▸ **Stated exercise**: Extract each line containing the string "subtitle".

-- start Material provided --

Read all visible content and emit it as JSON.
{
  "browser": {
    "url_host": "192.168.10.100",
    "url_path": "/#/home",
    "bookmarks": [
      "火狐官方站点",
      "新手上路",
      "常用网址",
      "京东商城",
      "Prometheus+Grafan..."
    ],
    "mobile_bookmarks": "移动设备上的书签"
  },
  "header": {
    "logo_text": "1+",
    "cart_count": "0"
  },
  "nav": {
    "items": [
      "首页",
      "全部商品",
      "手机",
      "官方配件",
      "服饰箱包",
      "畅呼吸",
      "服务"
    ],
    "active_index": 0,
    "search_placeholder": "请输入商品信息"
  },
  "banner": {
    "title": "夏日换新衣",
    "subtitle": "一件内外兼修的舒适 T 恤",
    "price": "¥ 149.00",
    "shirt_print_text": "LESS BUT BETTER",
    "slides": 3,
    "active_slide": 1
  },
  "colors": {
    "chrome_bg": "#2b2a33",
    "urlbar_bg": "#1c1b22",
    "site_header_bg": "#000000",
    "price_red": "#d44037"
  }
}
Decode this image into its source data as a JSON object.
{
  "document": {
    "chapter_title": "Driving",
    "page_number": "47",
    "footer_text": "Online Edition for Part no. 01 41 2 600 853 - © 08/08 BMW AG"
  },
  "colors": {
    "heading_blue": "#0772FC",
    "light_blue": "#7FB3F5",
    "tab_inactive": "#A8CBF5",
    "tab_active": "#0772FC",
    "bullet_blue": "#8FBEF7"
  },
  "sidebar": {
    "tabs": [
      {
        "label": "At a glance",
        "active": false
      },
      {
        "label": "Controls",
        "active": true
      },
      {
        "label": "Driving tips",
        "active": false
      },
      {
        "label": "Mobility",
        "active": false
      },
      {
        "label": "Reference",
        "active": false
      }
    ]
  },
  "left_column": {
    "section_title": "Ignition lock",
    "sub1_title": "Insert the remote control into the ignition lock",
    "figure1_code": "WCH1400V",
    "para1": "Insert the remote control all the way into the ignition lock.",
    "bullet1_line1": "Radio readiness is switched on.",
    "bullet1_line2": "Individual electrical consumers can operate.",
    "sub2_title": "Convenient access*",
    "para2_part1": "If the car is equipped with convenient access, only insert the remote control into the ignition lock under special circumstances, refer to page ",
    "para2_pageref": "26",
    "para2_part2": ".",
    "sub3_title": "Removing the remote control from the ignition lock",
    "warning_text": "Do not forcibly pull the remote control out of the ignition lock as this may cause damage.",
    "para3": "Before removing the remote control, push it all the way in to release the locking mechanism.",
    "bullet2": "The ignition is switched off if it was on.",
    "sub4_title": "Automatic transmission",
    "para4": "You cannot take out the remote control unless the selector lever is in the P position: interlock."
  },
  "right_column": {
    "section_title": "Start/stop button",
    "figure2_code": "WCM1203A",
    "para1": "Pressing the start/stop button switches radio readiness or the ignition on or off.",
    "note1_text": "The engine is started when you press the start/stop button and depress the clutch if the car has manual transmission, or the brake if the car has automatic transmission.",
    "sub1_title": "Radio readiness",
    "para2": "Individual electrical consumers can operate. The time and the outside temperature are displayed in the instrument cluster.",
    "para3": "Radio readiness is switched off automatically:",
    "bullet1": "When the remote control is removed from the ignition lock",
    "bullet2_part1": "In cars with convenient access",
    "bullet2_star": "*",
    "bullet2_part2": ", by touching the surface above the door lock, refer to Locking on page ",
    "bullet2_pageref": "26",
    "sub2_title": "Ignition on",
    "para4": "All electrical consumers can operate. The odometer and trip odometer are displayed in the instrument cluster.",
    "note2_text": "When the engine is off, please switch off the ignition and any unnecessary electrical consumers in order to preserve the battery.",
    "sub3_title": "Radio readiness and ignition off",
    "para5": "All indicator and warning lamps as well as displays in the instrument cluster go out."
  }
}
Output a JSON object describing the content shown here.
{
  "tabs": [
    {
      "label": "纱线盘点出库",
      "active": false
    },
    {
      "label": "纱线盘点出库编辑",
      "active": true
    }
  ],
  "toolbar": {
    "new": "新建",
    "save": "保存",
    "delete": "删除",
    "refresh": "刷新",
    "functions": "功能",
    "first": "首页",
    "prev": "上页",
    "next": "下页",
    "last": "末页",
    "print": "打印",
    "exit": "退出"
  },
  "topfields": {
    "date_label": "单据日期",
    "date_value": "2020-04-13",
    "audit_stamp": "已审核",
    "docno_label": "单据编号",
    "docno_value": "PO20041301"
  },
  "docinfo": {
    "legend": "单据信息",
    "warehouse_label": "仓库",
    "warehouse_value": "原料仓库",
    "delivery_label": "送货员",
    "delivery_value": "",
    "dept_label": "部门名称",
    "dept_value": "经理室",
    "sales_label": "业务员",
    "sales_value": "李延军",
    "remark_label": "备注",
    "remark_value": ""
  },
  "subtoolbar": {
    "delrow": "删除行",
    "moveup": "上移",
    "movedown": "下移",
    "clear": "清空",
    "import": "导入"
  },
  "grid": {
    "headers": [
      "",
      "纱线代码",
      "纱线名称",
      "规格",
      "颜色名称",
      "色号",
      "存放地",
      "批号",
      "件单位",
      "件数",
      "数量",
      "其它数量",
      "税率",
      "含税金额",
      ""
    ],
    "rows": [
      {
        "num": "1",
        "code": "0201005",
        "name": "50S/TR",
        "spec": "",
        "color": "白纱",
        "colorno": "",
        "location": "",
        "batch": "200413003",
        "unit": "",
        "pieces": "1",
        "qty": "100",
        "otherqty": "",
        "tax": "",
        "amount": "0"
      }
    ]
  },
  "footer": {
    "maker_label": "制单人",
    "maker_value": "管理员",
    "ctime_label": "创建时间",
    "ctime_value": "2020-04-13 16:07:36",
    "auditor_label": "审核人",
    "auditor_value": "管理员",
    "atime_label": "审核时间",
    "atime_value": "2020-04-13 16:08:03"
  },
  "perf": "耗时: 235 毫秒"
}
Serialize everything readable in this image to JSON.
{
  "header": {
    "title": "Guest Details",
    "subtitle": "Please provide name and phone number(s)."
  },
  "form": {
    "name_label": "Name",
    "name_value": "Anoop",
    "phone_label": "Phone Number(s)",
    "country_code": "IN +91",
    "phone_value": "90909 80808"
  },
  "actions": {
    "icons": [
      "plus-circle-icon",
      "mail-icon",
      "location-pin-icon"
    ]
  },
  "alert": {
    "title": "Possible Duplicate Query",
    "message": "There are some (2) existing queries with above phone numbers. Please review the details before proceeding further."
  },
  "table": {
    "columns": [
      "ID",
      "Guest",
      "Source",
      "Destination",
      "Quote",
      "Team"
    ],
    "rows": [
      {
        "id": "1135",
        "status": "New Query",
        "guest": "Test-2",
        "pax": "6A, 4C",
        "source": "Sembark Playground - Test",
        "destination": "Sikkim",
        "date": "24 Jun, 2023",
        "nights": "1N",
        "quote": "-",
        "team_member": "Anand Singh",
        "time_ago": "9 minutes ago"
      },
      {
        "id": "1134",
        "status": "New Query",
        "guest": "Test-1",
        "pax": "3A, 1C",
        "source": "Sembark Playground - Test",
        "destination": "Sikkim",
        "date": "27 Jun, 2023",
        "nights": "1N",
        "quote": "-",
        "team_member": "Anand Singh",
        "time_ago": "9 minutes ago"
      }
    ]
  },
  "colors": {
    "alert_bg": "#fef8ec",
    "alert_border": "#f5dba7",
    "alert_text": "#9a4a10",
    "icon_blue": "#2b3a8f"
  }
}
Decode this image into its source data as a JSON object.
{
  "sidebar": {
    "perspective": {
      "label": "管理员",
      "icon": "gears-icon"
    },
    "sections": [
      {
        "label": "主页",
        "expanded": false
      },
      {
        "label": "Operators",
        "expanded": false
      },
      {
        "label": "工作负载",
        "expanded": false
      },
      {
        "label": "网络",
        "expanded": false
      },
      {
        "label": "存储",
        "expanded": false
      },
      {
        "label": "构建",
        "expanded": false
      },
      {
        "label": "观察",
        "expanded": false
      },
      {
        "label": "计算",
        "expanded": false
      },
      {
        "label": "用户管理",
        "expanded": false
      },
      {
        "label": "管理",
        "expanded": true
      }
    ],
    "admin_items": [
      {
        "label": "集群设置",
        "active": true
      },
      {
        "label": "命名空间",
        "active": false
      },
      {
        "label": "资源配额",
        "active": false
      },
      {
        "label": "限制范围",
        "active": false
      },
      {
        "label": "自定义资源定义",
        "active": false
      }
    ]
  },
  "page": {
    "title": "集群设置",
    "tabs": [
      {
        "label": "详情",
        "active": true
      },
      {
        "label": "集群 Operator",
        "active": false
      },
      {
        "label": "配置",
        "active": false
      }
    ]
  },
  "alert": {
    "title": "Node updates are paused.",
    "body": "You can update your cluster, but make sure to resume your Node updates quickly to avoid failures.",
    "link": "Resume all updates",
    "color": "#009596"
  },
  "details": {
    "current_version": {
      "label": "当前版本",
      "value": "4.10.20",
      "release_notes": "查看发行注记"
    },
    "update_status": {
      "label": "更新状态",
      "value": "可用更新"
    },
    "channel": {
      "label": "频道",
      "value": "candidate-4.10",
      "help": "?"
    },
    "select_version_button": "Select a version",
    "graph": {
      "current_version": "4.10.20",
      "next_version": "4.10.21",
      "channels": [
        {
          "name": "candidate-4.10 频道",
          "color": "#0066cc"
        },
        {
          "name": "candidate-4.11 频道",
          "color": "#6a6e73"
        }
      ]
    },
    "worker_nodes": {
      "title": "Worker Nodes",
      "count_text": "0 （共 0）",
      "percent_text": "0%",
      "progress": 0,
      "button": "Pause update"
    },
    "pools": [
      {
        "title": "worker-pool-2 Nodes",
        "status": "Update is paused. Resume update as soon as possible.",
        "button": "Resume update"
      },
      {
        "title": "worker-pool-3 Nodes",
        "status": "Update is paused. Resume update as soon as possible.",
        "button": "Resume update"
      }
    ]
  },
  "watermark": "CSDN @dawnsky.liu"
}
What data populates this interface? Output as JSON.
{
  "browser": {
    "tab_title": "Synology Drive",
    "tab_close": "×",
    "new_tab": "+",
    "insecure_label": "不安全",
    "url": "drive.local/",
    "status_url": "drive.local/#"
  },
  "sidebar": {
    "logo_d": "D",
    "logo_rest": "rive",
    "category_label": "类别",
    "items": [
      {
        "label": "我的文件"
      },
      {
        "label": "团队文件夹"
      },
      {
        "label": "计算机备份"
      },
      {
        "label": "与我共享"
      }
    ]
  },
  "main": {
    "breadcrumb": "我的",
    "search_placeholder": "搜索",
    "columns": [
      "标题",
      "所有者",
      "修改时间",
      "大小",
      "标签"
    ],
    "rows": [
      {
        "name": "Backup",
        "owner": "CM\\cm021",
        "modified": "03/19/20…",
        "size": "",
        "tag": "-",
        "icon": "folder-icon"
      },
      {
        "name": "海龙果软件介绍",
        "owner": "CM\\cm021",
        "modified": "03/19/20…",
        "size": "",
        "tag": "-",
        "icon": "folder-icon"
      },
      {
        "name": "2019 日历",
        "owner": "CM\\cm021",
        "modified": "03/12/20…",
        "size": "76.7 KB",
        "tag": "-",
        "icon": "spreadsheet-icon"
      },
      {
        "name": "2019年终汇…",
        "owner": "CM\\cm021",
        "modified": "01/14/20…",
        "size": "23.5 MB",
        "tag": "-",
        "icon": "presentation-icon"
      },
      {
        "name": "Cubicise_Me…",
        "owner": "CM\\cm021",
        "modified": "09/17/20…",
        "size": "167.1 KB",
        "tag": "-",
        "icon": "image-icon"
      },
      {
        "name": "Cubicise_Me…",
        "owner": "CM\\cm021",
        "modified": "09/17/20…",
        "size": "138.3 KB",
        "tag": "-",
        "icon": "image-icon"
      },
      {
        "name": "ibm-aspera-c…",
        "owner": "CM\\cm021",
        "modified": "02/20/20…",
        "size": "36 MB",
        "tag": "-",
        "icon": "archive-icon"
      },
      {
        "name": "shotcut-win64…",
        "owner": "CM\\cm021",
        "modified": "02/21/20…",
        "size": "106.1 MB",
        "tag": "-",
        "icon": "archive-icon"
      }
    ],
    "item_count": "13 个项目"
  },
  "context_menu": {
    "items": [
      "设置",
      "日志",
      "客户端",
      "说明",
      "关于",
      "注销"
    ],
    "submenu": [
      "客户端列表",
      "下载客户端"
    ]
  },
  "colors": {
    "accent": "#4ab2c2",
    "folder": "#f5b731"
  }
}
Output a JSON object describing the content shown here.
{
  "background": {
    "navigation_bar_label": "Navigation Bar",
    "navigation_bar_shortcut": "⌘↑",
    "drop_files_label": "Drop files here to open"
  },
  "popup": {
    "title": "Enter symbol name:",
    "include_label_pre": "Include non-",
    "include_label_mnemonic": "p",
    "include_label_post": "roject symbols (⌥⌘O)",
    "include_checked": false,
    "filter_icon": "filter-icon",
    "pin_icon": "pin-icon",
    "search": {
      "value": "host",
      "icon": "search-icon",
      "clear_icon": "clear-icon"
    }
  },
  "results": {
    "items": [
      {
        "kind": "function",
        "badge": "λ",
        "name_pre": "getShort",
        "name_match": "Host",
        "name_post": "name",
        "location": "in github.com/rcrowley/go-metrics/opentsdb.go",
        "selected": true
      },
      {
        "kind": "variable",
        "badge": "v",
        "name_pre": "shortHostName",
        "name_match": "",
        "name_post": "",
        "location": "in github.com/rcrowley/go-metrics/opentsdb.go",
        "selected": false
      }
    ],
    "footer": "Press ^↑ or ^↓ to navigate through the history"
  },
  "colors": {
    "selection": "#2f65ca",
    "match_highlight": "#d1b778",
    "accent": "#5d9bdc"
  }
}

-- end Material provided --

▸ **Result below**:
    "subtitle": "一件内外兼修的舒适 T 恤",
    "subtitle": "Please provide name and phone number(s)."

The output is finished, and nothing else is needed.